**Task directions**
Identify each line holding the string "would" and copy it.

▼▼▼

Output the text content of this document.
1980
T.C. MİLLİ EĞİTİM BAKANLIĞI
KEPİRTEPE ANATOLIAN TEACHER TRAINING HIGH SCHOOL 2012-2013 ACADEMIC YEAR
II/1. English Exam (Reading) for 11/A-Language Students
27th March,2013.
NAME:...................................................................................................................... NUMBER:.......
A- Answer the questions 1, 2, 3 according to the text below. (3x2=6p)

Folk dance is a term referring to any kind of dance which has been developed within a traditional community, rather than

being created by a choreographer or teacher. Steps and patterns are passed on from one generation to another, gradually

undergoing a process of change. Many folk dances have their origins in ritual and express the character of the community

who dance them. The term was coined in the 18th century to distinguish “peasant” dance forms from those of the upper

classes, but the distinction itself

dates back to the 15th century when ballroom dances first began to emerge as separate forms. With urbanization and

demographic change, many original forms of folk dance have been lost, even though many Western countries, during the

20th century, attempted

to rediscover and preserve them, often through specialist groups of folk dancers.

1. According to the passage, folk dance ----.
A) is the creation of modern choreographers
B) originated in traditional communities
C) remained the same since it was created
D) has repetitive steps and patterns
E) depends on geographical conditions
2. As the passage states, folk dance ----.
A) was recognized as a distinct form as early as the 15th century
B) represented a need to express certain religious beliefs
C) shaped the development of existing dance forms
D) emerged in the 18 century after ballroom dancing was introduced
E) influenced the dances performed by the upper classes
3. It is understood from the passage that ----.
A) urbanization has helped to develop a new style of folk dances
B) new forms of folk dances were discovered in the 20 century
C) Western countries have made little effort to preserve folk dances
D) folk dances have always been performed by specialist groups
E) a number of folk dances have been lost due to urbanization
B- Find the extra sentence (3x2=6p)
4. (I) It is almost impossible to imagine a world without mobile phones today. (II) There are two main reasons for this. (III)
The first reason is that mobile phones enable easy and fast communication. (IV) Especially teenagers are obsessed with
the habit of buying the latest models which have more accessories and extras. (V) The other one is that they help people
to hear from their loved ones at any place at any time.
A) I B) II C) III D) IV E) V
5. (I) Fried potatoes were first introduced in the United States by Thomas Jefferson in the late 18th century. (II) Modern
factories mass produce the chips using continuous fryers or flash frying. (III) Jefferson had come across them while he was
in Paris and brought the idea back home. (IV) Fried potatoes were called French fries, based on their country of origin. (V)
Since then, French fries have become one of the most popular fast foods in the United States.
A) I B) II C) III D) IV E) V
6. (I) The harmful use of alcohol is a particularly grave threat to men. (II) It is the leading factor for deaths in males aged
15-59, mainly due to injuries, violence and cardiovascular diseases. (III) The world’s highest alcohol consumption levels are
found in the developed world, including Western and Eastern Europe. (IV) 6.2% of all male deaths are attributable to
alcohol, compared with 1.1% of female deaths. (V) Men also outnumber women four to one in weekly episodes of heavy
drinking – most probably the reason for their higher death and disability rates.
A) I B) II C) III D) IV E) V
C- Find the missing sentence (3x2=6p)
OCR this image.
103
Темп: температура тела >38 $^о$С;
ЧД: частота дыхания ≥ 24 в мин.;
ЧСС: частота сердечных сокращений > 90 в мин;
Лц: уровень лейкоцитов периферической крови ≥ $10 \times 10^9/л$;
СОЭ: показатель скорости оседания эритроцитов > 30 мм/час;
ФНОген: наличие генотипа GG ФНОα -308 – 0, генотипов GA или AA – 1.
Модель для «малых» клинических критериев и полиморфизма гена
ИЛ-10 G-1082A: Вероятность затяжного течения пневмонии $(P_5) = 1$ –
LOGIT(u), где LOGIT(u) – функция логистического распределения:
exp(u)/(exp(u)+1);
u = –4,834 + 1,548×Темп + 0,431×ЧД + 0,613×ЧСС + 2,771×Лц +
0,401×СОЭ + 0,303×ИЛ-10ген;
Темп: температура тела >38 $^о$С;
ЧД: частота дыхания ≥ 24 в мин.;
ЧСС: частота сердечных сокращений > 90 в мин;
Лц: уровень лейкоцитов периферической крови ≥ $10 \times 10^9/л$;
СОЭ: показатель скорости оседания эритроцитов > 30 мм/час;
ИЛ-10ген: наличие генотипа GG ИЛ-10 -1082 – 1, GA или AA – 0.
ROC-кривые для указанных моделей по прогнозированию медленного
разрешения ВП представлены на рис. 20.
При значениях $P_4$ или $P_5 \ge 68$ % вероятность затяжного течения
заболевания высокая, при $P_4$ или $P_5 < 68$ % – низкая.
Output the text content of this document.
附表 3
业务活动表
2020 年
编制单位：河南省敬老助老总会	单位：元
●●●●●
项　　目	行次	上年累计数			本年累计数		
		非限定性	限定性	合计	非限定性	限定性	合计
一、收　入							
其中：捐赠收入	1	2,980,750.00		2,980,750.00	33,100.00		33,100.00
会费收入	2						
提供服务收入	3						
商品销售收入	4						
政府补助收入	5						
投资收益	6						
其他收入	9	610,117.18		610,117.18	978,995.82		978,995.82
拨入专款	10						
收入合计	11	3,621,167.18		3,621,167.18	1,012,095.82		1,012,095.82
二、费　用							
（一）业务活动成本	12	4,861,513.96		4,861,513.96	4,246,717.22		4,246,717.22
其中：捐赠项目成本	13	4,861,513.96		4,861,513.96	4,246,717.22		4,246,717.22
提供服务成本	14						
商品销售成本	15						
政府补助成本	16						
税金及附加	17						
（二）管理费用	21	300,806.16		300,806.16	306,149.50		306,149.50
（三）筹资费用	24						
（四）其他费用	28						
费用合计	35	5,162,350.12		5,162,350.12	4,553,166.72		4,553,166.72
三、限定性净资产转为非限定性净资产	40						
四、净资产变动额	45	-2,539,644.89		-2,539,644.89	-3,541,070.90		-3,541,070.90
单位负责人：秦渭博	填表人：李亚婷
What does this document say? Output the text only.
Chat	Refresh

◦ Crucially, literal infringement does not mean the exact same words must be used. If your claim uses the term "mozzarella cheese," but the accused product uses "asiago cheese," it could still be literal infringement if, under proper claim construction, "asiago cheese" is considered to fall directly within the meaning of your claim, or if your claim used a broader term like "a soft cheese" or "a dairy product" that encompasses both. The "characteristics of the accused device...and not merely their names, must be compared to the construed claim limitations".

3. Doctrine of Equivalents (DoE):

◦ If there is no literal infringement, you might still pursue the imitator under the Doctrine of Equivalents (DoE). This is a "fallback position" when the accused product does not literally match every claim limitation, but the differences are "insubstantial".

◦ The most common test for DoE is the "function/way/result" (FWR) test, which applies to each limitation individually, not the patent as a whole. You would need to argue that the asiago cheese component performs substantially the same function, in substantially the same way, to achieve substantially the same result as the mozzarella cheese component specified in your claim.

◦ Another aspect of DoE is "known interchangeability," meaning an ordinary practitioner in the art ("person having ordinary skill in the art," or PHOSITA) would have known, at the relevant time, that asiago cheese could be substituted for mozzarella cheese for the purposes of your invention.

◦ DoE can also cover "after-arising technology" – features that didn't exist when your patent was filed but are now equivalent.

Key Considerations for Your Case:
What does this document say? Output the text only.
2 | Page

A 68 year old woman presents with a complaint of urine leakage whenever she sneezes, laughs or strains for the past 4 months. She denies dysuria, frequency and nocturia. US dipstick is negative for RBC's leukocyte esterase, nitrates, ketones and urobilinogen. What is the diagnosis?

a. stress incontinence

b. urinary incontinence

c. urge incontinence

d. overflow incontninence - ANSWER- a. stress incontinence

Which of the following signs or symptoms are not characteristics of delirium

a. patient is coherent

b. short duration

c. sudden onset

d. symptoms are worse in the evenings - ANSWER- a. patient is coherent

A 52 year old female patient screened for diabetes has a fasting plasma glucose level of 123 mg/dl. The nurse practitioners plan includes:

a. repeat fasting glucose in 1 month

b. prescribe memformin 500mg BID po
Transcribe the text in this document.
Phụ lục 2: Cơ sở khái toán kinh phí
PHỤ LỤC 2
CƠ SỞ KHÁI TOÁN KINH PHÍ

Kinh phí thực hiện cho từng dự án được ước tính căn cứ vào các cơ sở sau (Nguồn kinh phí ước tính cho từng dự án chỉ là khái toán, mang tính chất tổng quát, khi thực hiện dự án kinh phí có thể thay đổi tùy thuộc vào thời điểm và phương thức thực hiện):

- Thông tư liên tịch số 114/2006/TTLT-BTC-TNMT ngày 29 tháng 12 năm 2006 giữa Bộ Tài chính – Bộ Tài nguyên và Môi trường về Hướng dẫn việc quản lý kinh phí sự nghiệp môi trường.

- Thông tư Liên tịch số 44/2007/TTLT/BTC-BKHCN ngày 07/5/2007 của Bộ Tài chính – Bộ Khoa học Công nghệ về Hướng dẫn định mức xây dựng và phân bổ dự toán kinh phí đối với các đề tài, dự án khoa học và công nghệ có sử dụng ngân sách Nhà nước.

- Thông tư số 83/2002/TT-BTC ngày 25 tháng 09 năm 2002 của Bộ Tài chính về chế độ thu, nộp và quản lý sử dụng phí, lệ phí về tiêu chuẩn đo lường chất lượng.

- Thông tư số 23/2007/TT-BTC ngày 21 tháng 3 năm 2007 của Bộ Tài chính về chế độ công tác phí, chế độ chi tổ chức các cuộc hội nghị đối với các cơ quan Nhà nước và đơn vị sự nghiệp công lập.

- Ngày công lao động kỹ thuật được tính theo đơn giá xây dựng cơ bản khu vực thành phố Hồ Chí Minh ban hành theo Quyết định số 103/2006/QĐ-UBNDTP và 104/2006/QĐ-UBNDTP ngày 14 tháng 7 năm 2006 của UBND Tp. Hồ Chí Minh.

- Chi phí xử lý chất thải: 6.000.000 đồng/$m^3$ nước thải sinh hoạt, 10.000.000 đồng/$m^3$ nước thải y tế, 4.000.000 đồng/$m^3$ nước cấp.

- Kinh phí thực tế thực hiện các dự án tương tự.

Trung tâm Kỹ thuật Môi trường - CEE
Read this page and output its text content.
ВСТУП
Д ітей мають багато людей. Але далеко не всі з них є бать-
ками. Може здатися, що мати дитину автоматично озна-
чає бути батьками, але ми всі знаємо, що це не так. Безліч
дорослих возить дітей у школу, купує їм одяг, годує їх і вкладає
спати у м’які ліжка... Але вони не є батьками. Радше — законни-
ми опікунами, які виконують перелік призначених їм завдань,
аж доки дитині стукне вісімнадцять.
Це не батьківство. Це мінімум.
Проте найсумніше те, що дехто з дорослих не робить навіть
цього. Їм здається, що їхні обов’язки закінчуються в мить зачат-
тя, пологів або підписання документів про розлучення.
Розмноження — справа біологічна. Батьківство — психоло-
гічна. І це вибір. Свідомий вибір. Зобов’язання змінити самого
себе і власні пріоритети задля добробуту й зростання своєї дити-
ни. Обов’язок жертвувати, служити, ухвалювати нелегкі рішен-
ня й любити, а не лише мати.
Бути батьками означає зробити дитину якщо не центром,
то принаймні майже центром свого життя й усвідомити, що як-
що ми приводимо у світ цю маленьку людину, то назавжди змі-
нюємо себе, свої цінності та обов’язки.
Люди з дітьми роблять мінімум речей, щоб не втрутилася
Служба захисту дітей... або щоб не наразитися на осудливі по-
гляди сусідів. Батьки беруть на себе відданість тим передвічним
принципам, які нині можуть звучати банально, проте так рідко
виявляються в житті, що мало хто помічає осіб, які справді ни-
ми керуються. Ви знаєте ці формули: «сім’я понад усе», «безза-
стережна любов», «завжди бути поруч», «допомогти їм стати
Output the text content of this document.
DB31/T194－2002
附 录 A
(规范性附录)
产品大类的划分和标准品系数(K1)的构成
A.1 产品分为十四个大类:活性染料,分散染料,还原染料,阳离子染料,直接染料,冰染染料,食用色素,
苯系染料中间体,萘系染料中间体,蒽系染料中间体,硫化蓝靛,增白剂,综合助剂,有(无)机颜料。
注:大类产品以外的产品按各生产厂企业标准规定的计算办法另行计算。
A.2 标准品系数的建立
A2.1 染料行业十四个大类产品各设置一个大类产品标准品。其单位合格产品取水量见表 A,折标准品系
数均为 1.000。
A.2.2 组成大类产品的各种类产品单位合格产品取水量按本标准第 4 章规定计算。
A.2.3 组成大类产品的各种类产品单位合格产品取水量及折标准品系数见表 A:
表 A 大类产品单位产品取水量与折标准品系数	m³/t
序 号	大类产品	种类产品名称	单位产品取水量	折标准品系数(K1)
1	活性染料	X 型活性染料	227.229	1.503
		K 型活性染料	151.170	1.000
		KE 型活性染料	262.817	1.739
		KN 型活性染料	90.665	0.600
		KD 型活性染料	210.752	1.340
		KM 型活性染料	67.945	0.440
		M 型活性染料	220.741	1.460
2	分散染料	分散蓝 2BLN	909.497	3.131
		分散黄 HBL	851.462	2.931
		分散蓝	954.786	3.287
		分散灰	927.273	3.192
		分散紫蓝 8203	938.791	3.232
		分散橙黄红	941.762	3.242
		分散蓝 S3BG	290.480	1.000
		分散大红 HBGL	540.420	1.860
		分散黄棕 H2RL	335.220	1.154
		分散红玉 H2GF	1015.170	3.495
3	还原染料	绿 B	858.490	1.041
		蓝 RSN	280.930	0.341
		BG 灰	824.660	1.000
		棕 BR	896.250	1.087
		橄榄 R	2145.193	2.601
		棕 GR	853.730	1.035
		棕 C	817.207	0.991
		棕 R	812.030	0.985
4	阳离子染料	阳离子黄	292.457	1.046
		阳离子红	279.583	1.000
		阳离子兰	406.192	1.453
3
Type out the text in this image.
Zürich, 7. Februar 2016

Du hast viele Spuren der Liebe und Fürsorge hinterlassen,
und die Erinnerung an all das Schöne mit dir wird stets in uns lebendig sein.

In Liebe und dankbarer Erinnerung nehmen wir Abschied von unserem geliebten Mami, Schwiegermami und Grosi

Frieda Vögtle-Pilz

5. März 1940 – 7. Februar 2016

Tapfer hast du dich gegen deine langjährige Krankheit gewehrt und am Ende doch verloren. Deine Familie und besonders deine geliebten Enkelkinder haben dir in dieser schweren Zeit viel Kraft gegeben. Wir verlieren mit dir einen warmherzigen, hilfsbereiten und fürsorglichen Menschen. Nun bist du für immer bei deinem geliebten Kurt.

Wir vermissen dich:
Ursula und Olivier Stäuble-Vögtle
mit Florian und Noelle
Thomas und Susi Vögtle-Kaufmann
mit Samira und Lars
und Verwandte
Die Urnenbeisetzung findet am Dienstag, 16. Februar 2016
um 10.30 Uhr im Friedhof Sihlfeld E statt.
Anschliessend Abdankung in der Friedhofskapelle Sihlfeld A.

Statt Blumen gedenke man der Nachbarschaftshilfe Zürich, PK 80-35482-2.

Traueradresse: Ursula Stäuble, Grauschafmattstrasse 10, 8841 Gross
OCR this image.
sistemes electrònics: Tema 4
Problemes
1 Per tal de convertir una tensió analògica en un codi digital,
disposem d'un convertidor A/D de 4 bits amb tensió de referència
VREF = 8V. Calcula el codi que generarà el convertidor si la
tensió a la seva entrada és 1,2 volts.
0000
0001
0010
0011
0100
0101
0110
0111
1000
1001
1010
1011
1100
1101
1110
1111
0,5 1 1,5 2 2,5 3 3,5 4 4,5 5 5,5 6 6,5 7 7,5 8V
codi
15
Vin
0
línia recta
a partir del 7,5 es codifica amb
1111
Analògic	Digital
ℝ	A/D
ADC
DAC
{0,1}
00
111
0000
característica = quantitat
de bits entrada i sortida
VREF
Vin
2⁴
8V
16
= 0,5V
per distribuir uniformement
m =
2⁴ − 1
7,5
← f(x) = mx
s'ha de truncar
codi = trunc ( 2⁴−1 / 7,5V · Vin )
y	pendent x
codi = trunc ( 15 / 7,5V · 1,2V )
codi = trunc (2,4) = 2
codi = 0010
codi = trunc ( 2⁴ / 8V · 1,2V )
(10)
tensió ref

▲▲▲

**Response**
◦ The most common test for DoE is the "function/way/result" (FWR) test, which applies to each limitation individually, not the patent as a whole. You would need to argue that the asiago cheese component performs substantially the same function, in substantially the same way, to achieve substantially the same result as the mozzarella cheese component specified in your claim.
◦ Another aspect of DoE is "known interchangeability," meaning an ordinary practitioner in the art ("person having ordinary skill in the art," or PHOSITA) would have known, at the relevant time, that asiago cheese could be substituted for mozzarella cheese for the purposes of your invention.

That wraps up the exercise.